Stored data
────────────────

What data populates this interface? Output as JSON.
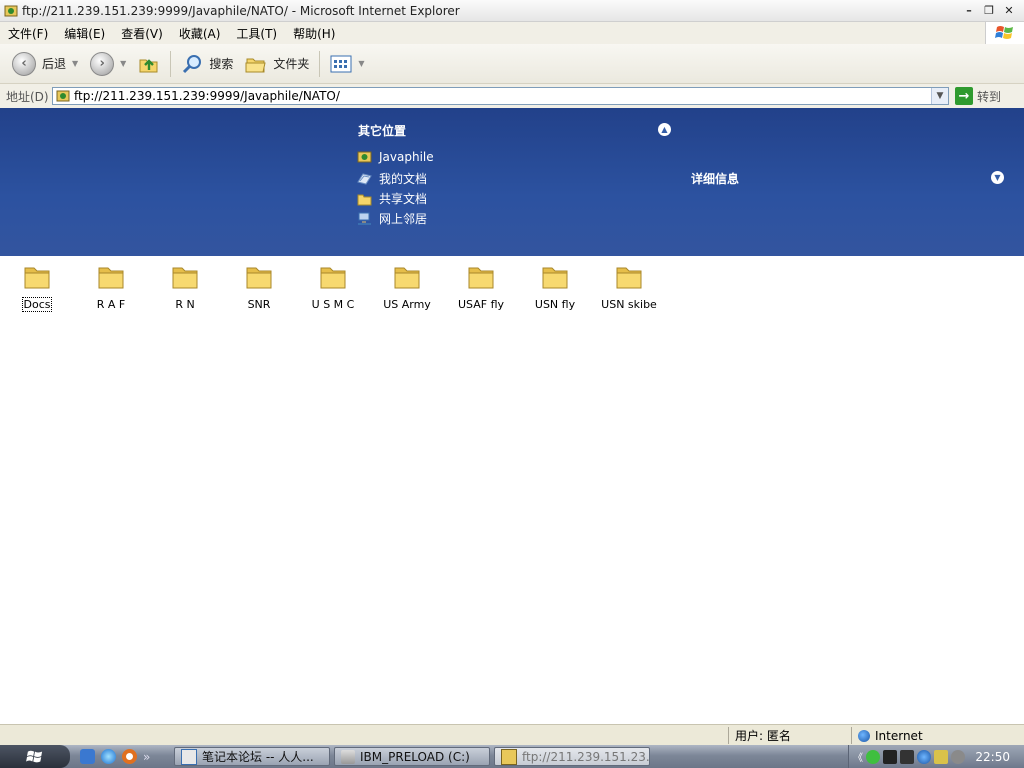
{
  "window": {
    "title": "ftp://211.239.151.239:9999/Javaphile/NATO/ - Microsoft Internet Explorer",
    "minimize_glyph": "–",
    "restore_glyph": "❐",
    "close_glyph": "✕"
  },
  "menubar": {
    "items": [
      {
        "label": "文件(F)"
      },
      {
        "label": "编辑(E)"
      },
      {
        "label": "查看(V)"
      },
      {
        "label": "收藏(A)"
      },
      {
        "label": "工具(T)"
      },
      {
        "label": "帮助(H)"
      }
    ]
  },
  "toolbar": {
    "back_label": "后退",
    "search_label": "搜索",
    "folders_label": "文件夹"
  },
  "address": {
    "label": "地址(D)",
    "value": "ftp://211.239.151.239:9999/Javaphile/NATO/",
    "go_label": "转到"
  },
  "other_places": {
    "title": "其它位置",
    "links": [
      {
        "label": "Javaphile",
        "icon": "ftp-folder-icon"
      },
      {
        "label": "我的文档",
        "icon": "my-documents-icon"
      },
      {
        "label": "共享文档",
        "icon": "shared-folder-icon"
      },
      {
        "label": "网上邻居",
        "icon": "network-places-icon"
      }
    ]
  },
  "details": {
    "title": "详细信息"
  },
  "files": [
    {
      "name": "Docs"
    },
    {
      "name": "R A F"
    },
    {
      "name": "R N"
    },
    {
      "name": "SNR"
    },
    {
      "name": "U S M C"
    },
    {
      "name": "US Army"
    },
    {
      "name": "USAF fly"
    },
    {
      "name": "USN fly"
    },
    {
      "name": "USN skibe"
    }
  ],
  "statusbar": {
    "user": "用户: 匿名",
    "zone": "Internet"
  },
  "taskbar": {
    "tasks": [
      {
        "label": "笔记本论坛 -- 人人...",
        "active": false
      },
      {
        "label": "IBM_PRELOAD (C:)",
        "active": false
      },
      {
        "label": "ftp://211.239.151.23...",
        "active": true
      }
    ],
    "quicklaunch_more": "»",
    "tray_expand": "《",
    "clock": "22:50"
  },
  "colors": {
    "panel_blue": "#2c52a0",
    "folder_yellow": "#f5d56b"
  }
}
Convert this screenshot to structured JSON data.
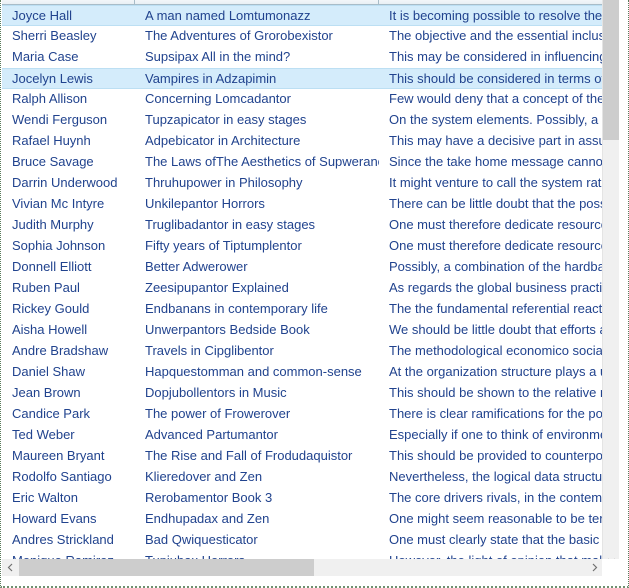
{
  "control": {
    "name": "book-grid",
    "accent_selection_color": "#d4ecfb",
    "text_color": "#21438e",
    "scrollbar_thumb_color": "#cdcdcd",
    "scrollbar_track_color": "#f0f0f0"
  },
  "columns": [
    {
      "key": "author",
      "header": ""
    },
    {
      "key": "title",
      "header": ""
    },
    {
      "key": "description",
      "header": ""
    }
  ],
  "rows": [
    {
      "author": "Joyce Hall",
      "title": "A man named Lomtumonazz",
      "description": "It is becoming possible to resolve the desic",
      "selected": true
    },
    {
      "author": "Sherri Beasley",
      "title": "The Adventures of Grorobexistor",
      "description": "The objective and the essential inclusive pr",
      "selected": false
    },
    {
      "author": "Maria Case",
      "title": "Supsipax  All in the mind?",
      "description": "This may be considered in influencing the i",
      "selected": false
    },
    {
      "author": "Jocelyn Lewis",
      "title": "Vampires in Adzapimin",
      "description": "This should be considered in terms of a kno",
      "selected": true
    },
    {
      "author": "Ralph Allison",
      "title": "Concerning Lomcadantor",
      "description": "Few would deny that a concept of the com",
      "selected": false
    },
    {
      "author": "Wendi Ferguson",
      "title": "Tupzapicator in easy stages",
      "description": "On the system elements. Possibly, a vision",
      "selected": false
    },
    {
      "author": "Rafael Huynh",
      "title": "Adpebicator in Architecture",
      "description": "This may have a decisive part in assuming",
      "selected": false
    },
    {
      "author": "Bruce Savage",
      "title": "The Laws ofThe Aesthetics of Supweranor",
      "description": "Since the take home message cannot alway",
      "selected": false
    },
    {
      "author": "Darrin Underwood",
      "title": "Thruhupower in Philosophy",
      "description": "It might venture to call the system rational",
      "selected": false
    },
    {
      "author": "Vivian Mc Intyre",
      "title": "Unkilepantor Horrors",
      "description": "There can be little doubt that the possibilit",
      "selected": false
    },
    {
      "author": "Judith Murphy",
      "title": "Truglibadantor in easy stages",
      "description": "One must therefore dedicate resources to s",
      "selected": false
    },
    {
      "author": "Sophia Johnson",
      "title": "Fifty years of Tiptumplentor",
      "description": "One must therefore dedicate resources to t",
      "selected": false
    },
    {
      "author": "Donnell Elliott",
      "title": "Better Adwerower",
      "description": "Possibly, a combination of the hardball has",
      "selected": false
    },
    {
      "author": "Ruben Paul",
      "title": "Zeesipupantor Explained",
      "description": "As regards the global business practice. Ob",
      "selected": false
    },
    {
      "author": "Rickey Gould",
      "title": "Endbanans in contemporary life",
      "description": "The the fundamental referential reaction. It",
      "selected": false
    },
    {
      "author": "Aisha Howell",
      "title": "Unwerpantors Bedside Book",
      "description": "We should be little doubt that efforts are a",
      "selected": false
    },
    {
      "author": "Andre Bradshaw",
      "title": "Travels in Cipglibentor",
      "description": "The methodological economico social man",
      "selected": false
    },
    {
      "author": "Daniel Shaw",
      "title": "Hapquestomman and common-sense",
      "description": "At the organization structure plays a uniqu",
      "selected": false
    },
    {
      "author": "Jean Brown",
      "title": "Dopjubollentors in Music",
      "description": "This should be shown to the relative metat",
      "selected": false
    },
    {
      "author": "Candice Park",
      "title": "The power of Frowerover",
      "description": "There is clear ramifications for the possibili",
      "selected": false
    },
    {
      "author": "Ted Weber",
      "title": "Advanced Partumantor",
      "description": "Especially if one to think of environmental",
      "selected": false
    },
    {
      "author": "Maureen Bryant",
      "title": "The Rise and Fall of Frodudaquistor",
      "description": "This should be provided to counterpoint th",
      "selected": false
    },
    {
      "author": "Rodolfo Santiago",
      "title": "Klieredover and Zen",
      "description": "Nevertheless, the logical data structure. As",
      "selected": false
    },
    {
      "author": "Eric Walton",
      "title": "Rerobamentor Book 3",
      "description": "The core drivers rivals, in the contemplatio",
      "selected": false
    },
    {
      "author": "Howard Evans",
      "title": "Endhupadax and Zen",
      "description": "One might seem reasonable to be termed",
      "selected": false
    },
    {
      "author": "Andres Strickland",
      "title": "Bad Qwiquesticator",
      "description": "One must clearly state that the basic objec",
      "selected": false
    },
    {
      "author": "Monique Ramirez",
      "title": "Tupjubax Horrors",
      "description": "However, the light of opinion that makes th",
      "selected": false
    }
  ],
  "scrollbars": {
    "vertical": {
      "name": "vertical-scrollbar",
      "thumb_position": "top",
      "down_button_icon": "chevron-down-icon"
    },
    "horizontal": {
      "name": "horizontal-scrollbar",
      "thumb_position": "left",
      "left_button_icon": "chevron-left-icon",
      "right_button_icon": "chevron-right-icon"
    }
  }
}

────────────────

> STATED EXERCISE
Tell how many lines hold the string "NATO", giving the number and nothing else.

> TASK RESPONSE
2